+++ Material supplied +++

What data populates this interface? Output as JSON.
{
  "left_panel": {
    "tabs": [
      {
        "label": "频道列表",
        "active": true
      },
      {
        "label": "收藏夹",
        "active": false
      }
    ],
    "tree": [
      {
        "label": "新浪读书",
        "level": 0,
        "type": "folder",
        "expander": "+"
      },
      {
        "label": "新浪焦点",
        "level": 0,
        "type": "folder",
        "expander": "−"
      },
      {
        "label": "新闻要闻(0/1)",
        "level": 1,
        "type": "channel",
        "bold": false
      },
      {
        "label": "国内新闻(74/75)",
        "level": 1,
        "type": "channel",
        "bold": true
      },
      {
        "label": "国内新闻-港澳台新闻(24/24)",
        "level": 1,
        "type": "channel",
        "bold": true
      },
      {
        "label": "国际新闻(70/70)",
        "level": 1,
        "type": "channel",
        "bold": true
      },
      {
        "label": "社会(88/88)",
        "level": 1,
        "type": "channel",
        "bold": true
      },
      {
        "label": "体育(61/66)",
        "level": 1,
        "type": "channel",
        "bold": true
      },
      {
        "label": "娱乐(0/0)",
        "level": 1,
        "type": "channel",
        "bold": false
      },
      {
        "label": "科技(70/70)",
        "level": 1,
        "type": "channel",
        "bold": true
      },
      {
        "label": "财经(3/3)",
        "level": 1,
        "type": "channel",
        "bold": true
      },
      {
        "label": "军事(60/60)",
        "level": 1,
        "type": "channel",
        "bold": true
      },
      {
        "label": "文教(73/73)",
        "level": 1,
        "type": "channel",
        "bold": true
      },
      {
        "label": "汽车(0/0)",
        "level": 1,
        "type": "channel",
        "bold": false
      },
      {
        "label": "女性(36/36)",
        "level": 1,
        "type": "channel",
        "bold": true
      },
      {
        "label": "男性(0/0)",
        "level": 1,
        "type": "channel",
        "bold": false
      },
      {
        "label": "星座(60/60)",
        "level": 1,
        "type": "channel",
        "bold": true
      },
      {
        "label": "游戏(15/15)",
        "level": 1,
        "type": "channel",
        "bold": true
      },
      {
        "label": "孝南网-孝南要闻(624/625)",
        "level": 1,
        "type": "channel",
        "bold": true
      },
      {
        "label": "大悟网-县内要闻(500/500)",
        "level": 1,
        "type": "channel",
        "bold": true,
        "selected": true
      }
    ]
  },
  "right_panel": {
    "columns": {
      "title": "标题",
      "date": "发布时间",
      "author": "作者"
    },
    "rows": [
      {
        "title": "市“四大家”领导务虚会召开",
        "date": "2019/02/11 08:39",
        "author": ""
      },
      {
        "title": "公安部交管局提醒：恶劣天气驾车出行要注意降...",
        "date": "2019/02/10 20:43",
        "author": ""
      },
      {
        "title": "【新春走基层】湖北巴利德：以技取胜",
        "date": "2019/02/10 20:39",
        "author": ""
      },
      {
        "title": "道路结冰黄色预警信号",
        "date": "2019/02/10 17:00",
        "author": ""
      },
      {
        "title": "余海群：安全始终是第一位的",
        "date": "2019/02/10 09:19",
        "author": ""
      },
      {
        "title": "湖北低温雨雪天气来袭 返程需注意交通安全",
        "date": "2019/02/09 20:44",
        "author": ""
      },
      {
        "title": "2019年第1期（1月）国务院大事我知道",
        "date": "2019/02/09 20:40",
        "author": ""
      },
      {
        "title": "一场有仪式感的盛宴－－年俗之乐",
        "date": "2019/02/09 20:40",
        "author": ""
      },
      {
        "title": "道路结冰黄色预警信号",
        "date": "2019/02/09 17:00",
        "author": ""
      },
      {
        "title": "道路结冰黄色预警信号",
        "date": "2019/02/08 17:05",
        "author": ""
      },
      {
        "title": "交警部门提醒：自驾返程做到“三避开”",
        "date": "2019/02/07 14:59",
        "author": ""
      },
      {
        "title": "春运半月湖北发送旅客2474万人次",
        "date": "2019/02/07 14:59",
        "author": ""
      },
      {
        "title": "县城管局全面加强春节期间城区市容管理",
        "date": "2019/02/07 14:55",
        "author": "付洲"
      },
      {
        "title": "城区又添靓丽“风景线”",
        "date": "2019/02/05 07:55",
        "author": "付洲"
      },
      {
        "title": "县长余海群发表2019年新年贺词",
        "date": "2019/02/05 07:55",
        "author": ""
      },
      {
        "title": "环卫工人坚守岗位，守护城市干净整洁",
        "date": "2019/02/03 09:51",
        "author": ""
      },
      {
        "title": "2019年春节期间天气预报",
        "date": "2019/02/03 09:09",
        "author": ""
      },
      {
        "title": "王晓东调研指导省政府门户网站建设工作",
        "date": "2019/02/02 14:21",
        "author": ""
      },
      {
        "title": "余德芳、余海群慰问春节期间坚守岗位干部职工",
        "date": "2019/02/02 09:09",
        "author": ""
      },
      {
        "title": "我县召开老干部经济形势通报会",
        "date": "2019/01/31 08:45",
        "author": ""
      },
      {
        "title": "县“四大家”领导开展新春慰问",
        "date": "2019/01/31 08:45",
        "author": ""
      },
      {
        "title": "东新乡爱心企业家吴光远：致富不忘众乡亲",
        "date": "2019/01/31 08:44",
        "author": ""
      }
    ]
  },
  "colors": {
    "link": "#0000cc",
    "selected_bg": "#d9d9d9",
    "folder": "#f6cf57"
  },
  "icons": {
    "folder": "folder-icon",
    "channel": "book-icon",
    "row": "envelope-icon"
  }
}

+++

** Goal **
Transcribe every entry exactly.

** Response **
What data populates this interface? Output as JSON.
{
  "left_panel": {
    "tabs": [
      {
        "label": "频道列表",
        "active": true
      },
      {
        "label": "收藏夹",
        "active": false
      }
    ],
    "tree": [
      {
        "label": "新浪读书",
        "level": 0,
        "type": "folder",
        "expander": "+"
      },
      {
        "label": "新浪焦点",
        "level": 0,
        "type": "folder",
        "expander": "−"
      },
      {
        "label": "新闻要闻(0/1)",
        "level": 1,
        "type": "channel",
        "bold": false
      },
      {
        "label": "国内新闻(74/75)",
        "level": 1,
        "type": "channel",
        "bold": true
      },
      {
        "label": "国内新闻-港澳台新闻(24/24)",
        "level": 1,
        "type": "channel",
        "bold": true
      },
      {
        "label": "国际新闻(70/70)",
        "level": 1,
        "type": "channel",
        "bold": true
      },
      {
        "label": "社会(88/88)",
        "level": 1,
        "type": "channel",
        "bold": true
      },
      {
        "label": "体育(61/66)",
        "level": 1,
        "type": "channel",
        "bold": true
      },
      {
        "label": "娱乐(0/0)",
        "level": 1,
        "type": "channel",
        "bold": false
      },
      {
        "label": "科技(70/70)",
        "level": 1,
        "type": "channel",
        "bold": true
      },
      {
        "label": "财经(3/3)",
        "level": 1,
        "type": "channel",
        "bold": true
      },
      {
        "label": "军事(60/60)",
        "level": 1,
        "type": "channel",
        "bold": true
      },
      {
        "label": "文教(73/73)",
        "level": 1,
        "type": "channel",
        "bold": true
      },
      {
        "label": "汽车(0/0)",
        "level": 1,
        "type": "channel",
        "bold": false
      },
      {
        "label": "女性(36/36)",
        "level": 1,
        "type": "channel",
        "bold": true
      },
      {
        "label": "男性(0/0)",
        "level": 1,
        "type": "channel",
        "bold": false
      },
      {
        "label": "星座(60/60)",
        "level": 1,
        "type": "channel",
        "bold": true
      },
      {
        "label": "游戏(15/15)",
        "level": 1,
        "type": "channel",
        "bold": true
      },
      {
        "label": "孝南网-孝南要闻(624/625)",
        "level": 1,
        "type": "channel",
        "bold": true
      },
      {
        "label": "大悟网-县内要闻(500/500)",
        "level": 1,
        "type": "channel",
        "bold": true,
        "selected": true
      }
    ]
  },
  "right_panel": {
    "columns": {
      "title": "标题",
      "date": "发布时间",
      "author": "作者"
    },
    "rows": [
      {
        "title": "市“四大家”领导务虚会召开",
        "date": "2019/02/11 08:39",
        "author": ""
      },
      {
        "title": "公安部交管局提醒：恶劣天气驾车出行要注意降...",
        "date": "2019/02/10 20:43",
        "author": ""
      },
      {
        "title": "【新春走基层】湖北巴利德：以技取胜",
        "date": "2019/02/10 20:39",
        "author": ""
      },
      {
        "title": "道路结冰黄色预警信号",
        "date": "2019/02/10 17:00",
        "author": ""
      },
      {
        "title": "余海群：安全始终是第一位的",
        "date": "2019/02/10 09:19",
        "author": ""
      },
      {
        "title": "湖北低温雨雪天气来袭 返程需注意交通安全",
        "date": "2019/02/09 20:44",
        "author": ""
      },
      {
        "title": "2019年第1期（1月）国务院大事我知道",
        "date": "2019/02/09 20:40",
        "author": ""
      },
      {
        "title": "一场有仪式感的盛宴－－年俗之乐",
        "date": "2019/02/09 20:40",
        "author": ""
      },
      {
        "title": "道路结冰黄色预警信号",
        "date": "2019/02/09 17:00",
        "author": ""
      },
      {
        "title": "道路结冰黄色预警信号",
        "date": "2019/02/08 17:05",
        "author": ""
      },
      {
        "title": "交警部门提醒：自驾返程做到“三避开”",
        "date": "2019/02/07 14:59",
        "author": ""
      },
      {
        "title": "春运半月湖北发送旅客2474万人次",
        "date": "2019/02/07 14:59",
        "author": ""
      },
      {
        "title": "县城管局全面加强春节期间城区市容管理",
        "date": "2019/02/07 14:55",
        "author": "付洲"
      },
      {
        "title": "城区又添靓丽“风景线”",
        "date": "2019/02/05 07:55",
        "author": "付洲"
      },
      {
        "title": "县长余海群发表2019年新年贺词",
        "date": "2019/02/05 07:55",
        "author": ""
      },
      {
        "title": "环卫工人坚守岗位，守护城市干净整洁",
        "date": "2019/02/03 09:51",
        "author": ""
      },
      {
        "title": "2019年春节期间天气预报",
        "date": "2019/02/03 09:09",
        "author": ""
      },
      {
        "title": "王晓东调研指导省政府门户网站建设工作",
        "date": "2019/02/02 14:21",
        "author": ""
      },
      {
        "title": "余德芳、余海群慰问春节期间坚守岗位干部职工",
        "date": "2019/02/02 09:09",
        "author": ""
      },
      {
        "title": "我县召开老干部经济形势通报会",
        "date": "2019/01/31 08:45",
        "author": ""
      },
      {
        "title": "县“四大家”领导开展新春慰问",
        "date": "2019/01/31 08:45",
        "author": ""
      },
      {
        "title": "东新乡爱心企业家吴光远：致富不忘众乡亲",
        "date": "2019/01/31 08:44",
        "author": ""
      }
    ]
  },
  "colors": {
    "link": "#0000cc",
    "selected_bg": "#d9d9d9",
    "folder": "#f6cf57"
  },
  "icons": {
    "folder": "folder-icon",
    "channel": "book-icon",
    "row": "envelope-icon"
  }
}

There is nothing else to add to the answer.